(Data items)
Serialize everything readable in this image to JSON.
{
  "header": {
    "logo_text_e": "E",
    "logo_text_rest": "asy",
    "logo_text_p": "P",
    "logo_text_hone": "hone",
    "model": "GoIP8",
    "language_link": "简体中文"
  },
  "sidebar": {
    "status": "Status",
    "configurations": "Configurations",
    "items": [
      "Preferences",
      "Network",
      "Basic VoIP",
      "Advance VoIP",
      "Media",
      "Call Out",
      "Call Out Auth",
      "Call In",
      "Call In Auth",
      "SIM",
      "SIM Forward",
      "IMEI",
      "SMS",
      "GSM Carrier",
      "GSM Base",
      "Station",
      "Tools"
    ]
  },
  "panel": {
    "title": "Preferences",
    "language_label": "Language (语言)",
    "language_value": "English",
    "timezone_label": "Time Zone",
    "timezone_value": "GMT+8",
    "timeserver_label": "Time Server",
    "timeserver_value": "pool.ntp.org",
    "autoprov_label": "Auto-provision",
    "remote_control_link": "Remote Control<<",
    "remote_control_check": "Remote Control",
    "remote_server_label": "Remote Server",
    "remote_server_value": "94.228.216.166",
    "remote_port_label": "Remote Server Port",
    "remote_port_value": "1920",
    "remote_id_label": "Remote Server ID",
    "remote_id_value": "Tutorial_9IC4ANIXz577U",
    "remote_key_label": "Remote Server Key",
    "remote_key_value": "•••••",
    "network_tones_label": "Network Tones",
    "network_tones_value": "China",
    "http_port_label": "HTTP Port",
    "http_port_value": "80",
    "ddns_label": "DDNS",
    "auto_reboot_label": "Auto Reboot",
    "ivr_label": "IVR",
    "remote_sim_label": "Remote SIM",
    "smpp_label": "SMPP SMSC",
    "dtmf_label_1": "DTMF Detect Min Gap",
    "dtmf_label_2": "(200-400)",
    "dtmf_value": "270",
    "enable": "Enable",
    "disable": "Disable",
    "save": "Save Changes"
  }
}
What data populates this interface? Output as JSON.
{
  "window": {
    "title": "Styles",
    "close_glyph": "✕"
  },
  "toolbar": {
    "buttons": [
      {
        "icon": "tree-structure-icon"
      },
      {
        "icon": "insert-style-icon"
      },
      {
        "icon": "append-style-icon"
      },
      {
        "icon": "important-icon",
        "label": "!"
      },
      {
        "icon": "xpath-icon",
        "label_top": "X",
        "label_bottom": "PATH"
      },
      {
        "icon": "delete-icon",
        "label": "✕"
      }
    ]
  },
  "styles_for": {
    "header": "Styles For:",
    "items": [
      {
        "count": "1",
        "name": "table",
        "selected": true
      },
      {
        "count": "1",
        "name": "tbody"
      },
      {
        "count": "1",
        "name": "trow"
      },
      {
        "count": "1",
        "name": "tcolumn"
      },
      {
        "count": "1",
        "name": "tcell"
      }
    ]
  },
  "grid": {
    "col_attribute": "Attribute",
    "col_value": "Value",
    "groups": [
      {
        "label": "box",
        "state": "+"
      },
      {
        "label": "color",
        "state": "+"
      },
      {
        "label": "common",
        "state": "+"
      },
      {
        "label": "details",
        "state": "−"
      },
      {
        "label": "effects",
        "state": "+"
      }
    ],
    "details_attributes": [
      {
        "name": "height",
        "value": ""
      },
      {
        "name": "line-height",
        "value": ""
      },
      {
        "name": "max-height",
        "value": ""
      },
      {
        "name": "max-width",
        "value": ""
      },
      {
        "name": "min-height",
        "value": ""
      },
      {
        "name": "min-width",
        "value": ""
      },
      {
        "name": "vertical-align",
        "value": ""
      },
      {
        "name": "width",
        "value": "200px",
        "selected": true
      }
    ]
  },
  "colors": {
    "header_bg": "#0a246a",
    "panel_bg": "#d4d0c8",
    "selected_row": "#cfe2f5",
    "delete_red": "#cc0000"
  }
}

_GIVEN REQUEST_.
Which lines hold the word "height"? Return all of them from the records above.

_RESULT OF THE EXERCISE_.
        "name": "height",
        "name": "line-height",
        "name": "max-height",
        "name": "min-height",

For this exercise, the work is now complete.